Start Source material
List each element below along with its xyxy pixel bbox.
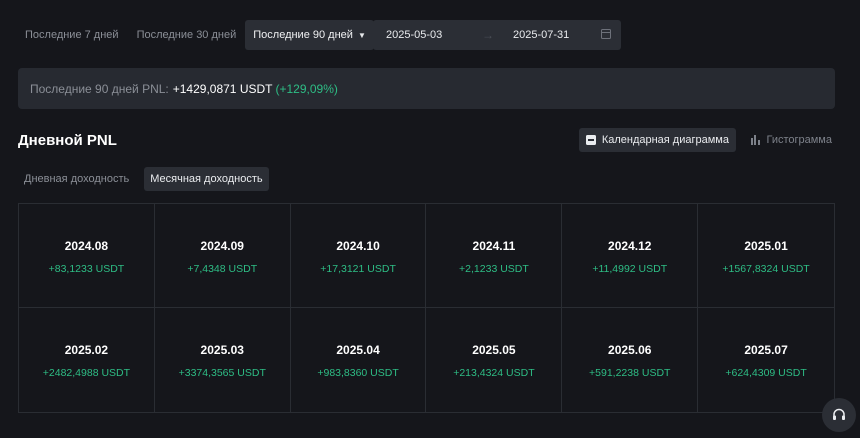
month-label: 2025.01 <box>744 239 788 253</box>
month-cell[interactable]: 2025.02 +2482,4988 USDT <box>19 308 155 412</box>
month-label: 2025.05 <box>472 343 516 357</box>
section-title: Дневной PNL <box>18 132 117 149</box>
month-pnl: +83,1233 USDT <box>48 263 125 275</box>
monthly-pnl-grid: 2024.08 +83,1233 USDT 2024.09 +7,4348 USDT… <box>18 203 835 413</box>
month-label: 2024.08 <box>64 239 109 253</box>
month-cell[interactable]: 2025.06 +591,2238 USDT <box>562 308 699 412</box>
yield-tabs: Дневная доходность Месячная доходность <box>18 167 269 191</box>
month-pnl: +3374,3565 USDT <box>178 367 266 379</box>
month-pnl: +17,3121 USDT <box>320 263 396 275</box>
histogram-view-button[interactable]: Гистограмма <box>744 128 832 152</box>
calendar-icon[interactable] <box>601 29 611 39</box>
month-pnl: +11,4992 USDT <box>592 263 668 275</box>
month-cell[interactable]: 2025.05 +213,4324 USDT <box>426 308 563 412</box>
summary-value: +1429,0871 USDT <box>172 81 273 96</box>
month-cell[interactable]: 2024.08 +83,1233 USDT <box>19 204 155 308</box>
headset-icon <box>833 408 845 420</box>
month-label: 2025.03 <box>200 343 244 357</box>
bar-chart-icon <box>750 135 762 145</box>
month-label: 2024.12 <box>608 239 652 253</box>
month-cell[interactable]: 2024.09 +7,4348 USDT <box>154 204 291 308</box>
chevron-down-icon: ▼ <box>357 30 366 40</box>
month-label: 2024.10 <box>336 239 380 253</box>
month-cell[interactable]: 2024.10 +17,3121 USDT <box>290 204 427 308</box>
month-cell[interactable]: 2025.04 +983,8360 USDT <box>291 308 427 412</box>
support-chat-button[interactable] <box>822 398 856 432</box>
month-pnl: +624,4309 USDT <box>725 367 807 379</box>
range-7-days-button[interactable]: Последние 7 дней <box>18 20 126 50</box>
range-dropdown-label: Последние 90 дней <box>253 29 353 41</box>
summary-percent: (+129,09%) <box>275 81 338 96</box>
calendar-view-button[interactable]: Календарная диаграмма <box>578 128 736 152</box>
view-toggle: Календарная диаграмма Гистограмма <box>578 128 832 152</box>
date-end-field[interactable]: 2025-07-31 <box>513 29 569 41</box>
month-label: 2025.04 <box>336 343 380 357</box>
month-label: 2024.09 <box>200 239 244 253</box>
month-pnl: +983,8360 USDT <box>317 367 399 379</box>
calendar-view-label: Календарная диаграмма <box>601 134 729 146</box>
calendar-chart-icon <box>585 135 596 145</box>
month-pnl: +1567,8324 USDT <box>722 263 810 275</box>
month-label: 2024.11 <box>472 239 516 253</box>
range-30-days-button[interactable]: Последние 30 дней <box>130 20 244 50</box>
month-cell[interactable]: 2024.12 +11,4992 USDT <box>562 204 699 308</box>
month-label: 2025.02 <box>64 343 109 357</box>
month-pnl: +2482,4988 USDT <box>42 367 131 379</box>
month-pnl: +7,4348 USDT <box>187 263 258 275</box>
range-90-days-dropdown[interactable]: Последние 90 дней ▼ <box>245 20 374 50</box>
tab-monthly-yield[interactable]: Месячная доходность <box>144 167 269 191</box>
month-pnl: +591,2238 USDT <box>589 367 671 379</box>
histogram-view-label: Гистограмма <box>766 134 832 146</box>
month-cell[interactable]: 2025.01 +1567,8324 USDT <box>698 204 834 308</box>
arrow-right-icon: → <box>482 28 494 42</box>
month-cell[interactable]: 2025.07 +624,4309 USDT <box>698 308 834 412</box>
month-cell[interactable]: 2025.03 +3374,3565 USDT <box>155 308 291 412</box>
tab-daily-yield[interactable]: Дневная доходность <box>18 167 135 191</box>
date-range-picker[interactable]: 2025-05-03 → 2025-07-31 <box>373 20 621 50</box>
summary-label: Последние 90 дней PNL: <box>30 81 169 96</box>
month-pnl: +2,1233 USDT <box>459 263 529 275</box>
month-label: 2025.07 <box>744 343 788 357</box>
month-label: 2025.06 <box>608 343 652 357</box>
month-cell[interactable]: 2024.11 +2,1233 USDT <box>426 204 563 308</box>
date-start-field[interactable]: 2025-05-03 <box>386 29 442 41</box>
pnl-summary-bar: Последние 90 дней PNL: +1429,0871 USDT (… <box>18 68 835 109</box>
month-pnl: +213,4324 USDT <box>453 367 535 379</box>
range-filter-bar: Последние 7 дней Последние 30 дней После… <box>18 20 374 50</box>
pnl-page: Последние 7 дней Последние 30 дней После… <box>0 0 860 438</box>
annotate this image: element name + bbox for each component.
End Source material
» Problem to work on: In the rows above, swap each "month-label" for "month-heading" and leave everything else the same. Omit the pictures from your answer.

» Response to the exercise:
List each element below along with its xyxy pixel bbox.
month-heading: 2025.01 <box>744 239 788 253</box>
month-cell[interactable]: 2025.02 +2482,4988 USDT <box>19 308 155 412</box>
month-heading: 2025.05 <box>472 343 516 357</box>
section-title: Дневной PNL <box>18 132 117 149</box>
month-pnl: +83,1233 USDT <box>48 263 125 275</box>
monthly-pnl-grid: 2024.08 +83,1233 USDT 2024.09 +7,4348 USDT… <box>18 203 835 413</box>
month-heading: 2024.08 <box>64 239 109 253</box>
month-cell[interactable]: 2025.06 +591,2238 USDT <box>562 308 699 412</box>
yield-tabs: Дневная доходность Месячная доходность <box>18 167 269 191</box>
month-pnl: +3374,3565 USDT <box>178 367 266 379</box>
month-pnl: +17,3121 USDT <box>320 263 396 275</box>
histogram-view-button[interactable]: Гистограмма <box>744 128 832 152</box>
calendar-icon[interactable] <box>601 29 611 39</box>
month-pnl: +11,4992 USDT <box>592 263 668 275</box>
month-cell[interactable]: 2025.05 +213,4324 USDT <box>426 308 563 412</box>
summary-value: +1429,0871 USDT <box>172 81 273 96</box>
month-cell[interactable]: 2024.08 +83,1233 USDT <box>19 204 155 308</box>
headset-icon <box>833 408 845 420</box>
month-heading: 2025.03 <box>200 343 244 357</box>
bar-chart-icon <box>750 135 762 145</box>
month-heading: 2024.12 <box>608 239 652 253</box>
month-cell[interactable]: 2024.09 +7,4348 USDT <box>154 204 291 308</box>
chevron-down-icon: ▼ <box>357 30 366 40</box>
month-heading: 2024.10 <box>336 239 380 253</box>
month-cell[interactable]: 2024.10 +17,3121 USDT <box>290 204 427 308</box>
month-cell[interactable]: 2025.04 +983,8360 USDT <box>291 308 427 412</box>
support-chat-button[interactable] <box>822 398 856 432</box>
month-pnl: +624,4309 USDT <box>725 367 807 379</box>
range-7-days-button[interactable]: Последние 7 дней <box>18 20 126 50</box>
range-dropdown-label: Последние 90 дней <box>253 29 353 41</box>
summary-percent: (+129,09%) <box>275 81 338 96</box>
calendar-view-button[interactable]: Календарная диаграмма <box>578 128 736 152</box>
view-toggle: Календарная диаграмма Гистограмма <box>578 128 832 152</box>
date-end-field[interactable]: 2025-07-31 <box>513 29 569 41</box>
month-heading: 2025.04 <box>336 343 380 357</box>
month-heading: 2024.09 <box>200 239 244 253</box>
month-pnl: +983,8360 USDT <box>317 367 399 379</box>
calendar-view-label: Календарная диаграмма <box>601 134 729 146</box>
calendar-chart-icon <box>585 135 596 145</box>
month-pnl: +1567,8324 USDT <box>722 263 810 275</box>
month-heading: 2024.11 <box>472 239 516 253</box>
range-30-days-button[interactable]: Последние 30 дней <box>130 20 244 50</box>
month-cell[interactable]: 2024.12 +11,4992 USDT <box>562 204 699 308</box>
month-heading: 2025.02 <box>64 343 109 357</box>
month-pnl: +2482,4988 USDT <box>42 367 131 379</box>
month-pnl: +7,4348 USDT <box>187 263 258 275</box>
range-90-days-dropdown[interactable]: Последние 90 дней ▼ <box>245 20 374 50</box>
tab-monthly-yield[interactable]: Месячная доходность <box>144 167 269 191</box>
month-pnl: +591,2238 USDT <box>589 367 671 379</box>
histogram-view-label: Гистограмма <box>766 134 832 146</box>
month-cell[interactable]: 2025.01 +1567,8324 USDT <box>698 204 834 308</box>
arrow-right-icon: → <box>482 28 494 42</box>
month-cell[interactable]: 2025.07 +624,4309 USDT <box>698 308 834 412</box>
month-cell[interactable]: 2025.03 +3374,3565 USDT <box>155 308 291 412</box>
tab-daily-yield[interactable]: Дневная доходность <box>18 167 135 191</box>
date-range-picker[interactable]: 2025-05-03 → 2025-07-31 <box>373 20 621 50</box>
summary-label: Последние 90 дней PNL: <box>30 81 169 96</box>
month-pnl: +2,1233 USDT <box>459 263 529 275</box>
month-heading: 2025.07 <box>744 343 788 357</box>
month-heading: 2025.06 <box>608 343 652 357</box>
month-cell[interactable]: 2024.11 +2,1233 USDT <box>426 204 563 308</box>
date-start-field[interactable]: 2025-05-03 <box>386 29 442 41</box>
pnl-summary-bar: Последние 90 дней PNL: +1429,0871 USDT (… <box>18 68 835 109</box>
month-pnl: +213,4324 USDT <box>453 367 535 379</box>
range-filter-bar: Последние 7 дней Последние 30 дней После… <box>18 20 374 50</box>
pnl-page: Последние 7 дней Последние 30 дней После… <box>0 0 860 438</box>
annotate this image: element name + bbox for each component.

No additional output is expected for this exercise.